Stored records:

-*-*-

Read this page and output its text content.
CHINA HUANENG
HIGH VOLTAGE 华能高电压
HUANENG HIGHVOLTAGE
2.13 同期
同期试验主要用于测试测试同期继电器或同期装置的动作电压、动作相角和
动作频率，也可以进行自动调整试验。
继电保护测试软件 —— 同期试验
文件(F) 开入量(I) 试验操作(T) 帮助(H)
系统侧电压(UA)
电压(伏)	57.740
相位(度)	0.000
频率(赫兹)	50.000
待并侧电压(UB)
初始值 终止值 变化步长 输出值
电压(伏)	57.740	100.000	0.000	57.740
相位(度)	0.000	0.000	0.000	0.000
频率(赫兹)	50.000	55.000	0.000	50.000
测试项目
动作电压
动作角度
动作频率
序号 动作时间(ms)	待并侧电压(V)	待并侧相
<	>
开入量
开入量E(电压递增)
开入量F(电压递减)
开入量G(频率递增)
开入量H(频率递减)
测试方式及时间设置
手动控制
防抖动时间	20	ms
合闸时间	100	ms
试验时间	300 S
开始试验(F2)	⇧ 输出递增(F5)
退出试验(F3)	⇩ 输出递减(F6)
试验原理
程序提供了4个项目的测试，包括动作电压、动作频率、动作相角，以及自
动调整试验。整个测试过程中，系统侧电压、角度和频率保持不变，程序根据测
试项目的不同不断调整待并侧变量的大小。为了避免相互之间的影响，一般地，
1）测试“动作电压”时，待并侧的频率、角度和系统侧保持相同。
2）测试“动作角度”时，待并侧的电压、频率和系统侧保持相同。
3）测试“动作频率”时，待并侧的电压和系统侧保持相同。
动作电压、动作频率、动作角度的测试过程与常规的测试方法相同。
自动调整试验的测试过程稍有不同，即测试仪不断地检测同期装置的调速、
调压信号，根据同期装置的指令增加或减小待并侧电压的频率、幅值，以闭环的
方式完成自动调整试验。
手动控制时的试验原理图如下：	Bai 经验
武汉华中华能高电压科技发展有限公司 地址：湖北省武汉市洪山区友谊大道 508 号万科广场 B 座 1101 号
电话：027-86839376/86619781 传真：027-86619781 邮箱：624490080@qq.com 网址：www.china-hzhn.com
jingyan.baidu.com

-*-*-

Of the lines in the material, how many hold the word "系统侧电压"? Reply with the number only.

2